## TO BE DONE
**1.** From the passage on NYPD officers leaving for other departments, list every number of police officers it gives and what each number counts.
**2.** Extend the passage on NYPD officers leaving for other departments, picking up after its final sentence.

## SOURCE DOCUMENT
The 45 NYPD officers sworn in as Nassau recruits on Nov. 2 represent a higher overall percentage of Big Apple cops than in previous classes, a Nassau Police Department spokesman acknowledged.

As evidence of an attrition problem, Lynch pointed out that in 1991 only 159 police officers resigned from the NYPD while 902 quit in 2006.

Lynch said defections this year through October - a figure that the NYPD puts at 816 - is enough to staff five precincts and represents a brain drain that is costing the department dearly.

"There seems to be a direct correlation between our salaries falling farther and farther behind other nearby police departments and the ever-increasing numbers of fully trained and experienced NYC police officers quitting before they are eligible to collect a pension," Lynch said.

## ENTRIES SUPPLIED
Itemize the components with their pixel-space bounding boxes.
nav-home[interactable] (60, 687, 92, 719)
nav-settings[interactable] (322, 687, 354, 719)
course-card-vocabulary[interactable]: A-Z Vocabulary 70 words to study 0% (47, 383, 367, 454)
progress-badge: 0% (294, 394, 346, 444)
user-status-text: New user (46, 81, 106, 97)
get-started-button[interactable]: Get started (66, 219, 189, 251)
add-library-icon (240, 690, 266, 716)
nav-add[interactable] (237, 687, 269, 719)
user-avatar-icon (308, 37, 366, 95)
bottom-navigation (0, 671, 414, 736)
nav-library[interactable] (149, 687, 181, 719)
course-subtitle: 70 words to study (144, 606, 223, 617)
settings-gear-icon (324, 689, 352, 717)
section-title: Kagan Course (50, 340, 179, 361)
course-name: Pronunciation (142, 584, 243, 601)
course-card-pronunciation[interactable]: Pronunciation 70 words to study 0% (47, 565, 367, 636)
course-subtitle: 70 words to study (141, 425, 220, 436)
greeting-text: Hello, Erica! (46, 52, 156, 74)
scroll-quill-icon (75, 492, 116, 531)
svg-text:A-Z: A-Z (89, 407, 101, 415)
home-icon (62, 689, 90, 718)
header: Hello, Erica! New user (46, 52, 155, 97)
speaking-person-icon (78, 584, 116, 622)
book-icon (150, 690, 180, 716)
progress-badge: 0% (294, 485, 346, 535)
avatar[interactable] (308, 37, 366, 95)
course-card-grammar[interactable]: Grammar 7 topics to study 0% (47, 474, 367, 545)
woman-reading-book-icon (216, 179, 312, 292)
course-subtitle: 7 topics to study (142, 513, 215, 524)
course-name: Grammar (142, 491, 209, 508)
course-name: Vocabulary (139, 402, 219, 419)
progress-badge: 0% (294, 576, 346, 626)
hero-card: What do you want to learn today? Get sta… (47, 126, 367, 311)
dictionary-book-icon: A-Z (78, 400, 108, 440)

## ANSWERS FOR THE TASKS
**1.**
- 45: NYPD officers sworn in as Nassau recruits on Nov. 2
- 159: police officers who resigned from the NYPD in 1991
- 902: police officers who quit the NYPD in 2006
- 816: the NYPD's figure for defections this year through October

**2.**
"Attrition of experienced officers is not the problem," countered NYPD spokesman Paul Browne.

"The problem is recruiting and retaining new recruits at the lowered [starting] salary of $25,100. Historically, NYPD attrition has ranged from about 2 percent to 3 percent, which is low for any organization."

He added that although 232 NYPD cops quit during the first 10 months of this year to join other police departments, that represented "about half of 1 percent of the force."

"The majority left for other reasons, including 196 for disciplinary or poor performance," he said.